Exercise — Reproduce, word for word, the portion of the betta breeding thread from "Is your male" to "mean by conditioned???".

Provided text —
** START **

# regarding the breeding proccess NEED HELP



## bettalover2033 (Feb 17, 2010)

WELL i have a male and a female of course and my problem is that when he is in his bowl he makes a good sized bubble nest and when i set up every thing to breed them, he makes his bubble nest scattered sometimes he doesn't make his bubble nest at all.. 

so my question is (is there a way that i can encourage him to build it in the breeding tank)? any comments or responces will be very helpful 

??WHAT DO I DO??


----------



## doggyhog (Apr 30, 2009)

A few questions:

What is your breeding set up? (temp, tank size, live plants? fake plants? Filter?)

Is your male in view of the female?

How long have you conditioned the fish?


----------



## bettalover2033 (Feb 17, 2010)

the temp is 73 degrees with a light top. no heater or filter i heard that they dont breed in moving water ten gallon tank., fake plants. and my male is in view of my female. my female is in the hurricane glass. and i dont know what you mean by conditioned???


----------



## doggyhog (Apr 30, 2009)

Yeah, your gonna need to get a heater. Even if the tank is 73 degrees, the fry are extremely sensitive to water temp changes. Bettas like to breed at temps of at least 80 degrees. I've heard of people even raising the temp to 90. 

When the fry hatch, You'll want to get a sponge or corner filter. Even if you have a filter, you'll need to be doing water changes at least every other day. 

Conditioning your betta means keeping their water really really clean and feeding them highly nutritious foods so they are ready and strong enough to breed. AKA they are in tip top shape. 

Just curious... how much research have you done?


----------



## DragonFish (Mar 31, 2009)

Hmm....sounds like you need to spend some time on good ol' google. Head over there and search 'Betta Breeding' and literally read EVERYTHING you can find. That should answer most, if not all, of your questions.

I could go into a whole thing about what you need to do, but really all you need is proper research. I recommend slowing things down, just enjoying the company of your bettas for now, and taking at least a few weeks to read up on as much info as possible. Breeding is no walk in the park, you want to research until you can't anymore.....then research again the next day :lol: There is no such thing as too much research when preparing to breed.

And something to thing about before you put all your time and effort into this....
Are you prepared to house, feed, care for, and find homes for possibly 200+ fry? Or are you prepared to cull fry that you can't care/find homes for?


----------



## MrVampire181 (May 12, 2009)

Well google dosent have all the answers. I use nutrafin betta max with my regular water treater and it contains almond leaf extract which induces nest building and spawning. Also bettas need 82 degrees for breeding. Also its normal for nest building to take awhile. Spawning isn't as quick as it seems. It takes at least a few days for spawning to start.


----------



## bettalover2033 (Feb 17, 2010)

** END **

Information provided —
** START **

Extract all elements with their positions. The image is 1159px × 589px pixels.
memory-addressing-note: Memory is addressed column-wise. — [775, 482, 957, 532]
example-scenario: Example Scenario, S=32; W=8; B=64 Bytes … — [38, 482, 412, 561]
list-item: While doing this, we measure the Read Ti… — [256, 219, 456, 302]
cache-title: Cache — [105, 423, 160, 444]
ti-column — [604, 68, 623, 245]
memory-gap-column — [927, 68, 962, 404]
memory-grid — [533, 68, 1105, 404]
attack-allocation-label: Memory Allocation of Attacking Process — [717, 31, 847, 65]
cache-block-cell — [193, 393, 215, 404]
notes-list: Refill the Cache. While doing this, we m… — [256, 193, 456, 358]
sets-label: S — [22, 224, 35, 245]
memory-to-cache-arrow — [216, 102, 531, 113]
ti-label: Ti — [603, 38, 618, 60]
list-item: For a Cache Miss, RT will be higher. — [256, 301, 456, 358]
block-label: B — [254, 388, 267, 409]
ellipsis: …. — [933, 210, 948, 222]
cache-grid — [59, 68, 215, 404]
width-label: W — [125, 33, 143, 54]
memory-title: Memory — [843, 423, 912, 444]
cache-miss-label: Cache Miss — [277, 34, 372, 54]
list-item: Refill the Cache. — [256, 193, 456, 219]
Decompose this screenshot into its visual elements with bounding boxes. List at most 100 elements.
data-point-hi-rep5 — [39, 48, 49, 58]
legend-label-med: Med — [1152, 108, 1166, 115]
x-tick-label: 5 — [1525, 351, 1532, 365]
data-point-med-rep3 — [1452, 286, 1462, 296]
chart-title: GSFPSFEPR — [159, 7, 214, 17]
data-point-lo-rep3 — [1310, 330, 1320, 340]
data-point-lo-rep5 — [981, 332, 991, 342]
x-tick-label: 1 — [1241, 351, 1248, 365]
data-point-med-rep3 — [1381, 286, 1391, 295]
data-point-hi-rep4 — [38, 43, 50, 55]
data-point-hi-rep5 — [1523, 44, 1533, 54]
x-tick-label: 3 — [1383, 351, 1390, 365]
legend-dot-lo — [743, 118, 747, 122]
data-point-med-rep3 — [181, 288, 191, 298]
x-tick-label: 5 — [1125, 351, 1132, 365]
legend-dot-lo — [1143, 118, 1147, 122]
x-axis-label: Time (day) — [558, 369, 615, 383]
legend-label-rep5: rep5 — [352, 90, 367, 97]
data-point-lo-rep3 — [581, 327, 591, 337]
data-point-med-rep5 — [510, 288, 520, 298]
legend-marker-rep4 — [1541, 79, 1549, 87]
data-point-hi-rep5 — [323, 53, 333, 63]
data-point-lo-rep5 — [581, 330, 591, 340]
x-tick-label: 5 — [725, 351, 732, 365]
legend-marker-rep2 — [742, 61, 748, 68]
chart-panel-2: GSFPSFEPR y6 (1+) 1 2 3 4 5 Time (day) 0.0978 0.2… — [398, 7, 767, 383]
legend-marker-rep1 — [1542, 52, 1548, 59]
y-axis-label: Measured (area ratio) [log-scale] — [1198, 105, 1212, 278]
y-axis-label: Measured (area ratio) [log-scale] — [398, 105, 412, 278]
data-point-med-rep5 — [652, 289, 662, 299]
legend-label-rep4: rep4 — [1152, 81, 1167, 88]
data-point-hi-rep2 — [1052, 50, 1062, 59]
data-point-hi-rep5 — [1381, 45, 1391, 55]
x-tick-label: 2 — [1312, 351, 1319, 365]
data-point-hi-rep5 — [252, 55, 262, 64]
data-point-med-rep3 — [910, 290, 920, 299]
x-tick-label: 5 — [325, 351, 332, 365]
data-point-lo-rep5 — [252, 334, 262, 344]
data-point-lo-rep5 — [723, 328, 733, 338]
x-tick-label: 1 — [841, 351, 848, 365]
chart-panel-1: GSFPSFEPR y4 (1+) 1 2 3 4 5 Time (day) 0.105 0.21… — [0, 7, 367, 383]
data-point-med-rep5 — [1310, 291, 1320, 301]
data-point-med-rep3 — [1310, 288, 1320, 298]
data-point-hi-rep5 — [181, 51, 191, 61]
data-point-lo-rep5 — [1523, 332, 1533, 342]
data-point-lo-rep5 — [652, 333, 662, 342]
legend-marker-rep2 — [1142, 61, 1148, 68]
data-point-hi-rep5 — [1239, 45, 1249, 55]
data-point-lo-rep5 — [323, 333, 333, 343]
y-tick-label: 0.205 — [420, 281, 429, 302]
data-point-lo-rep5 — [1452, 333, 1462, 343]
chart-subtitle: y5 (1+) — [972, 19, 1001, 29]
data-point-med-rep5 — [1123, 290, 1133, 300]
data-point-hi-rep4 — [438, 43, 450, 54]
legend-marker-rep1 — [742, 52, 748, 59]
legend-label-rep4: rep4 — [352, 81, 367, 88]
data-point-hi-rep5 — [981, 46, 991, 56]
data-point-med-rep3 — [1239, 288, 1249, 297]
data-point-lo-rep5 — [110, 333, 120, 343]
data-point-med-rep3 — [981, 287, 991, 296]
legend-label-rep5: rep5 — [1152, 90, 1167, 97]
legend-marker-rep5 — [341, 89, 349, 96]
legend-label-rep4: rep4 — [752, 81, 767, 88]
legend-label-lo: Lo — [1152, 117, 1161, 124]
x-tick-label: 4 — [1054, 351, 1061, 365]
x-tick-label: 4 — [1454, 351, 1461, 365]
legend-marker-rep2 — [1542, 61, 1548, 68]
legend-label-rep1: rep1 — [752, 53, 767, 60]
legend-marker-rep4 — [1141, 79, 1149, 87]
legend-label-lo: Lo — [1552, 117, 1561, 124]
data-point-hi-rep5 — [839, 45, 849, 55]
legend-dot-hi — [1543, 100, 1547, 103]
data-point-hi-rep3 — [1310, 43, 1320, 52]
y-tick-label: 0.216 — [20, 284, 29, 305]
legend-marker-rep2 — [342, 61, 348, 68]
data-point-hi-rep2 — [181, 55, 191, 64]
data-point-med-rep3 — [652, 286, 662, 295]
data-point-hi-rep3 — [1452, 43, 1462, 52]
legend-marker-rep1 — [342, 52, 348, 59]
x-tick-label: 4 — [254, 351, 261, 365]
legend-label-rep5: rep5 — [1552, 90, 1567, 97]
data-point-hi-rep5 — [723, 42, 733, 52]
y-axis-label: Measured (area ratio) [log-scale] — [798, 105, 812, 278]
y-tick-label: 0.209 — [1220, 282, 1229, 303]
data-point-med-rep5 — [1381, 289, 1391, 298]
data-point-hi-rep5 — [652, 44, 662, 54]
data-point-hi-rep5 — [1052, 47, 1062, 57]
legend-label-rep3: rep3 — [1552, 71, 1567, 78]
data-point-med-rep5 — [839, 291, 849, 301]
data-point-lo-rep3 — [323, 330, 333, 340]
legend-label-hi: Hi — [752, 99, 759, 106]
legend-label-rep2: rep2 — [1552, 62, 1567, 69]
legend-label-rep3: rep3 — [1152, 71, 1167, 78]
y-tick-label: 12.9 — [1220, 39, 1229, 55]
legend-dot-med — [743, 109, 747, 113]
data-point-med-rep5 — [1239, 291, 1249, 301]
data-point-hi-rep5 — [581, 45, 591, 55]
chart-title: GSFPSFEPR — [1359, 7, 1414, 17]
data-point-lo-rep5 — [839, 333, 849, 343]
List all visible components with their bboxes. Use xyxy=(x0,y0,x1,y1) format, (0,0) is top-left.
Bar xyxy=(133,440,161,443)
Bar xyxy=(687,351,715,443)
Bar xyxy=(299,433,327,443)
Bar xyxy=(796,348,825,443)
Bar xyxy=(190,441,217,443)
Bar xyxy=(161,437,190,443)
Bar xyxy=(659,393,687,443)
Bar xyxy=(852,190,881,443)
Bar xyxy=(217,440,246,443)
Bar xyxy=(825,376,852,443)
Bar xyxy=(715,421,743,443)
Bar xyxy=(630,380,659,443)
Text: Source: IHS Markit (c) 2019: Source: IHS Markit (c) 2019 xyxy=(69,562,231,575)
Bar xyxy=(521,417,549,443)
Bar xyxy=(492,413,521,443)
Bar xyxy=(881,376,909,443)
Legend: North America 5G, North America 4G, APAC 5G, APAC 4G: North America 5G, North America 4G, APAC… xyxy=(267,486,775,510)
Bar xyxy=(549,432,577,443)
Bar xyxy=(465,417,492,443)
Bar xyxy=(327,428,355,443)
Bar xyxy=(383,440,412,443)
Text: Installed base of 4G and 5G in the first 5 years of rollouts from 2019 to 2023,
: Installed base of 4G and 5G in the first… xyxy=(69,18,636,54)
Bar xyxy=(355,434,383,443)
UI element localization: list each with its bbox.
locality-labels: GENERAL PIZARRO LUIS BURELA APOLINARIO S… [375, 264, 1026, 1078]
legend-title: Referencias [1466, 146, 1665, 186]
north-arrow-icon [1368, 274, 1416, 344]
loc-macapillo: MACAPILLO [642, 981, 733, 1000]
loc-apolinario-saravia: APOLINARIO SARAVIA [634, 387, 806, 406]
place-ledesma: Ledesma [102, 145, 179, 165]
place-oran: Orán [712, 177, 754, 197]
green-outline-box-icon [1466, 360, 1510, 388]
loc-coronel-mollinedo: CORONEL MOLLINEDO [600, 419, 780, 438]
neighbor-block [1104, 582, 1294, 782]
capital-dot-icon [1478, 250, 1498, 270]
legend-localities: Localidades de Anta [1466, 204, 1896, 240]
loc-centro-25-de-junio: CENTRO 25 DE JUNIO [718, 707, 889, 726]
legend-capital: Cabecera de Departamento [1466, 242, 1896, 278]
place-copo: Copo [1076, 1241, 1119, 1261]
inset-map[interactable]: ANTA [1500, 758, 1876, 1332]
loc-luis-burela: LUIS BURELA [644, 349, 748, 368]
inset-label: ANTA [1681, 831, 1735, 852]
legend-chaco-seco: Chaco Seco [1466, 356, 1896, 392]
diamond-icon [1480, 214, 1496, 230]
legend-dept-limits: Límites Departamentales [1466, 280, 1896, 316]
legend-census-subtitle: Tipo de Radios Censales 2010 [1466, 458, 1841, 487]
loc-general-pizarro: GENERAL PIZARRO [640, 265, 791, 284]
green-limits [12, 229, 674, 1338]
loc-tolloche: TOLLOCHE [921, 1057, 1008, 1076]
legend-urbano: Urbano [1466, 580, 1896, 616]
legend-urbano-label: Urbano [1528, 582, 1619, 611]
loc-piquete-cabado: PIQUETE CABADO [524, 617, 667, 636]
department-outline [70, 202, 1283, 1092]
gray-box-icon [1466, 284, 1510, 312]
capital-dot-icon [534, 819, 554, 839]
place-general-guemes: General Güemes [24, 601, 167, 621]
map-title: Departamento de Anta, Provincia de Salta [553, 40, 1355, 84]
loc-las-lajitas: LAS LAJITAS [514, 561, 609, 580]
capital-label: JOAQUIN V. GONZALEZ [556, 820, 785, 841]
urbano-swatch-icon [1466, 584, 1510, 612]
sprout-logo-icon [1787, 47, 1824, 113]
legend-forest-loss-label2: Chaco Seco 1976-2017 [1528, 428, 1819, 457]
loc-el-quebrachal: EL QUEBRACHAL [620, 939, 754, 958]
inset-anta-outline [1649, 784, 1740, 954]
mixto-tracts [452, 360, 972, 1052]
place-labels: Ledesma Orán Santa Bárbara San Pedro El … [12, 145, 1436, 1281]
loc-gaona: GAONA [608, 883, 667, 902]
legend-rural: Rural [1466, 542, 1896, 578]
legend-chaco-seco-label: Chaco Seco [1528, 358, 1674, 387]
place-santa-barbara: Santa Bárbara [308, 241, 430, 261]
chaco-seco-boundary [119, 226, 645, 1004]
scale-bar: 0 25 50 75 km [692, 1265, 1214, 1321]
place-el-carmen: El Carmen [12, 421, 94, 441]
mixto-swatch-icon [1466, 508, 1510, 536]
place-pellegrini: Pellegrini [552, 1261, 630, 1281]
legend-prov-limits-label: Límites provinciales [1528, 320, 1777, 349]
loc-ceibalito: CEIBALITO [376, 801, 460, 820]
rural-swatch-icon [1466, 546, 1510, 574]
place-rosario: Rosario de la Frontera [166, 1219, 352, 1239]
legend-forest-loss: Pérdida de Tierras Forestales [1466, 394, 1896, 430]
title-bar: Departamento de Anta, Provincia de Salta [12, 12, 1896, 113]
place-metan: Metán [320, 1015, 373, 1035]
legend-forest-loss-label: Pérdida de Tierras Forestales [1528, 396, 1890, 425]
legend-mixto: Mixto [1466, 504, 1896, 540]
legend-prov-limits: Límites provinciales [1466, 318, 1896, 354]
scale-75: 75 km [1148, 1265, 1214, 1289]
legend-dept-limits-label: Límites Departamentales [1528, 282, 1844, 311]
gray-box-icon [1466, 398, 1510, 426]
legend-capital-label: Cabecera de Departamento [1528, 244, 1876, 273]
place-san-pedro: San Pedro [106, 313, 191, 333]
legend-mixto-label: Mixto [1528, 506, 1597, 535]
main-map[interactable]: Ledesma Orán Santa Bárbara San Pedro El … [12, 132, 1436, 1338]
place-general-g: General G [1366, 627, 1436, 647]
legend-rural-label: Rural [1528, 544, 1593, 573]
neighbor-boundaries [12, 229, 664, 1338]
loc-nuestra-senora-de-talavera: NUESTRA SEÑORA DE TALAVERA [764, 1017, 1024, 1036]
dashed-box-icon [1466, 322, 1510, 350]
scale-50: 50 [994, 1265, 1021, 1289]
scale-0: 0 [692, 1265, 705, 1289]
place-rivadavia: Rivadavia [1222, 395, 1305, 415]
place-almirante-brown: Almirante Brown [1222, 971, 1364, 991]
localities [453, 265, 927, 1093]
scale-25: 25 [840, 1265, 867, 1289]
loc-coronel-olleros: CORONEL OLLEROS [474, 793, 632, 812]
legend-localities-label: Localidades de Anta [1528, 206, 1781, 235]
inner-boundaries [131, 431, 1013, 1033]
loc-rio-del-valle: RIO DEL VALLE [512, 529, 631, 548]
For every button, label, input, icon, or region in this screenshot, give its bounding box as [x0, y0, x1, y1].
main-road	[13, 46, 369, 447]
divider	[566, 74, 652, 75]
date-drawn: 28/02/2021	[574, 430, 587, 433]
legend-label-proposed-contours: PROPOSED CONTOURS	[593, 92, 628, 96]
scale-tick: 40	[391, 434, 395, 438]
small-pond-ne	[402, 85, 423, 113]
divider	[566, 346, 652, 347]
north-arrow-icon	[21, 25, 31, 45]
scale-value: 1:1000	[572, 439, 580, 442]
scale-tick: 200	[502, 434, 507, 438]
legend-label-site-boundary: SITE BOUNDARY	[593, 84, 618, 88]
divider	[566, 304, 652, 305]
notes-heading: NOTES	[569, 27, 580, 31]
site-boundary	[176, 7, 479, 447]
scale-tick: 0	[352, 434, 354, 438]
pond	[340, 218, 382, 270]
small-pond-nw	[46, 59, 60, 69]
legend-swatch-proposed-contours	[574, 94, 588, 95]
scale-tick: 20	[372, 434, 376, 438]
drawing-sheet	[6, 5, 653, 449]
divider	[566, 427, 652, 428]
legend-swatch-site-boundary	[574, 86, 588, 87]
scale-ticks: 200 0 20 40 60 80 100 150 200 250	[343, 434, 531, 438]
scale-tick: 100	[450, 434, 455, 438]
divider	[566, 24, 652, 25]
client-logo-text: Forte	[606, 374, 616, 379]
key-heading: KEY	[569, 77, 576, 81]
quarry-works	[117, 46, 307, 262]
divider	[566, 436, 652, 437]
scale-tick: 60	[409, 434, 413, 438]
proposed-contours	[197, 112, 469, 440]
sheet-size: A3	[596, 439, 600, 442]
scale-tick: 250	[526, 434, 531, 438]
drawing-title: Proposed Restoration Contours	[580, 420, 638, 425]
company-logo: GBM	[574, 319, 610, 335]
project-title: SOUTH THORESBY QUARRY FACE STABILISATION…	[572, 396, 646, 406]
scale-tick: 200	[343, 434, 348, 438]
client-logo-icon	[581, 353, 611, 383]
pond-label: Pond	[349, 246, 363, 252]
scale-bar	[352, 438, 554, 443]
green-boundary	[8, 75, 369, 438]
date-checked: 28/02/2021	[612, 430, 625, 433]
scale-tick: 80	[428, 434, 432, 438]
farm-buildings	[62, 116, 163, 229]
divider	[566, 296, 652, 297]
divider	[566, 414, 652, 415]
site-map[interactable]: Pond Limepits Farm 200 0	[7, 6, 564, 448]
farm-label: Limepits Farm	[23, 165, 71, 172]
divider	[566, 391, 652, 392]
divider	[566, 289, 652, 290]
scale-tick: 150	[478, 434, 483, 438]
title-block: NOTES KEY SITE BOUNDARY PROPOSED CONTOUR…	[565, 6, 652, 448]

** END **

Result of this task —
Is your male in view of the female?

How long have you conditioned the fish?


----------



## bettalover2033 (Feb 17, 2010)

the temp is 73 degrees with a light top. no heater or filter i heard that they dont breed in moving water ten gallon tank., fake plants. and my male is in view of my female. my female is in the hurricane glass. and i dont know what you mean by conditioned???